* What is being asked: Show, in full, each line of the data that contains "this".

Records from a data collection
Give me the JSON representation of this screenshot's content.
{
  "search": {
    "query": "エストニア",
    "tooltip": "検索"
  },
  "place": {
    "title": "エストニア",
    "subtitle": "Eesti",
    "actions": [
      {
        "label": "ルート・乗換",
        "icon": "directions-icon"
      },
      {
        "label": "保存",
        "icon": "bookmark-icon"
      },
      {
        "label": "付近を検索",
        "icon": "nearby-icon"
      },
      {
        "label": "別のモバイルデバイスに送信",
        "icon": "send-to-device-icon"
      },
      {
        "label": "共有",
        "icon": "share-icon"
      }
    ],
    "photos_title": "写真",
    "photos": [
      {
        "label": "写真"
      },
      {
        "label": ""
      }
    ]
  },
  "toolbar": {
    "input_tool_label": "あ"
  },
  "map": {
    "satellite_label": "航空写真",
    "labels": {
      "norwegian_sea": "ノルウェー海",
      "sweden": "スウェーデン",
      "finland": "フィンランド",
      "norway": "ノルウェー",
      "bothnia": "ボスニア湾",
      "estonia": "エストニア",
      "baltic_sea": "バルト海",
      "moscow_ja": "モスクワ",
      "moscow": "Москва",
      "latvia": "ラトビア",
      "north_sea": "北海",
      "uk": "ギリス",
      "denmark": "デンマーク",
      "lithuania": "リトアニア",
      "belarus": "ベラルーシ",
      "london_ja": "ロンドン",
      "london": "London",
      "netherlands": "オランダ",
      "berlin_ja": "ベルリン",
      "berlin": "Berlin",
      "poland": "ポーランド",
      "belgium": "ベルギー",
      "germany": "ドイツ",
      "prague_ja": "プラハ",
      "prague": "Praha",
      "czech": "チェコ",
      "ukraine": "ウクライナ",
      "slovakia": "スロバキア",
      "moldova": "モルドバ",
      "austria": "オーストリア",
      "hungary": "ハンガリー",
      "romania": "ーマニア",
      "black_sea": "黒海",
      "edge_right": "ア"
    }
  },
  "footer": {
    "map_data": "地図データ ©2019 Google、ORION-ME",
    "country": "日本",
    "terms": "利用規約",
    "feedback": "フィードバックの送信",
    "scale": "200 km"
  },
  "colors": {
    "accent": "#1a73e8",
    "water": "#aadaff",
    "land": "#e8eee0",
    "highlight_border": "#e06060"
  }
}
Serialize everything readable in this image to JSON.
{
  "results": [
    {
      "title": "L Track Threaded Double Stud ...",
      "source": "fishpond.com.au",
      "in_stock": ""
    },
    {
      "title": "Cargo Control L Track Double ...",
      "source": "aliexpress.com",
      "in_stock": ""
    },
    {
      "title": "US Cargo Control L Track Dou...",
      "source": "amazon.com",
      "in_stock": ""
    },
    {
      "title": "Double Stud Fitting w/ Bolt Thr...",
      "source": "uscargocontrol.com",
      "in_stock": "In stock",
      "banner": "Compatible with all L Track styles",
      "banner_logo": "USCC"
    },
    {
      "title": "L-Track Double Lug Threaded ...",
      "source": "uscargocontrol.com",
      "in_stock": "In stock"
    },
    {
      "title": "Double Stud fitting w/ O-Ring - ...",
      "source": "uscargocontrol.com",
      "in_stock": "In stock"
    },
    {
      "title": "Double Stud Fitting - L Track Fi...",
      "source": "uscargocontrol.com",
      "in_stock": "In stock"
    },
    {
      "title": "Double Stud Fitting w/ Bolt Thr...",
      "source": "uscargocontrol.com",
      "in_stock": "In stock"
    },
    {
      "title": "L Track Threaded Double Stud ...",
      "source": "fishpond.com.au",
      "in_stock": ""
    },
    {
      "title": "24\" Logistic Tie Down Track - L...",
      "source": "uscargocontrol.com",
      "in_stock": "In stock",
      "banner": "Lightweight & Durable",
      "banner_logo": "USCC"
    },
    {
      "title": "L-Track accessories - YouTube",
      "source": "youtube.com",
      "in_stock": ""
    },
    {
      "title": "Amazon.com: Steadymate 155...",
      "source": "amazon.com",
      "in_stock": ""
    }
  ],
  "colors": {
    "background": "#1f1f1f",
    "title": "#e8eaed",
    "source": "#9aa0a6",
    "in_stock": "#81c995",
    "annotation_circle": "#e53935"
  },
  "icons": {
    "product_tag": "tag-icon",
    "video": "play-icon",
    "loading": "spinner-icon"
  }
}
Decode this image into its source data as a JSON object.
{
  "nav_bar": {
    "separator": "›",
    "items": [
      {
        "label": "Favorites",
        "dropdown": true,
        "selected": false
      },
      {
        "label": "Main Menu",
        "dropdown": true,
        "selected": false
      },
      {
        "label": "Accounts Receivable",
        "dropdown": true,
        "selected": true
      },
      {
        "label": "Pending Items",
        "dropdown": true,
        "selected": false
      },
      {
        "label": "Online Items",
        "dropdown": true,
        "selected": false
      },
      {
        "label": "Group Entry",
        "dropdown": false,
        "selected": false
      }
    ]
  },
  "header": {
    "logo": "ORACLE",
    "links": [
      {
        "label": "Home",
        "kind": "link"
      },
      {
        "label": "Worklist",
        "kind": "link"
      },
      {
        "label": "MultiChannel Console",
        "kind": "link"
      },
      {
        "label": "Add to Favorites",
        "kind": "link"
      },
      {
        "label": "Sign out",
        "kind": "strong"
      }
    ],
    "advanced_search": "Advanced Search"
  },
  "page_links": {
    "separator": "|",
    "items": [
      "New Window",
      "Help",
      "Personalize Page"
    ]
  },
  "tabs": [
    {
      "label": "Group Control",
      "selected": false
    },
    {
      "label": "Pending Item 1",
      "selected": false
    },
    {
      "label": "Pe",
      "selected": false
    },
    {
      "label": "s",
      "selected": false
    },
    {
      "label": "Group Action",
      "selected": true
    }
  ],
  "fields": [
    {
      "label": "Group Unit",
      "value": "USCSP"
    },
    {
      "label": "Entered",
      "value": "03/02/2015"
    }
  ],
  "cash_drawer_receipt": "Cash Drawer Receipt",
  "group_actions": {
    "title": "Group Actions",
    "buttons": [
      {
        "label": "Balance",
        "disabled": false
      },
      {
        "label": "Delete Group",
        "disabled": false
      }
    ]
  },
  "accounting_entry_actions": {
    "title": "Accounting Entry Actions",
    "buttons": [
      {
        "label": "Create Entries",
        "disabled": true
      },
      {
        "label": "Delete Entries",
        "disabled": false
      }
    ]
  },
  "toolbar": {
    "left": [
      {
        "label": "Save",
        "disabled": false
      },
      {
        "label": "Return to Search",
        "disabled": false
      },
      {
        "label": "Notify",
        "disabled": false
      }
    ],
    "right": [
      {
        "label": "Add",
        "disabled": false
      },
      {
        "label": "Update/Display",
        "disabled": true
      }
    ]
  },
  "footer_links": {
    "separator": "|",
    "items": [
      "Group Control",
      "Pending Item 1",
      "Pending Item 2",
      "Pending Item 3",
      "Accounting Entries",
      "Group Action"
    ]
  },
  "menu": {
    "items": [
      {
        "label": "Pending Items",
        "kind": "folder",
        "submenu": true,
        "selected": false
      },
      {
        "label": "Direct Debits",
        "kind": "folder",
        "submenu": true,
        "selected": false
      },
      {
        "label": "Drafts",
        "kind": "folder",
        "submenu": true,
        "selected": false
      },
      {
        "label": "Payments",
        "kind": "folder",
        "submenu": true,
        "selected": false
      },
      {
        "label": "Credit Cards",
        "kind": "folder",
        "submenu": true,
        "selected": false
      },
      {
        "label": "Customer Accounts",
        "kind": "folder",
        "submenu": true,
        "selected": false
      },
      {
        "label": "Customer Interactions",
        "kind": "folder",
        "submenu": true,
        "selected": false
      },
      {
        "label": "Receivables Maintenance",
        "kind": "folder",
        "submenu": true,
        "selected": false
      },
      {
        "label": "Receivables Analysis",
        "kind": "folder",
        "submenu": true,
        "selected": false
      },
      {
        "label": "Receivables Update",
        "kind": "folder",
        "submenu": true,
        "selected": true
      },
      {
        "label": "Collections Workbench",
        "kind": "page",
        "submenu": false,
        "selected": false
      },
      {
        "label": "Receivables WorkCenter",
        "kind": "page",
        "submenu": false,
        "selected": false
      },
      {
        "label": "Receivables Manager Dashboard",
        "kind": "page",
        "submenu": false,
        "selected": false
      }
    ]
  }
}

* Exercise answer:
Give me the JSON representation of this screenshot's content.
Serialize everything readable in this image to JSON.
Decode this image into its source data as a JSON object.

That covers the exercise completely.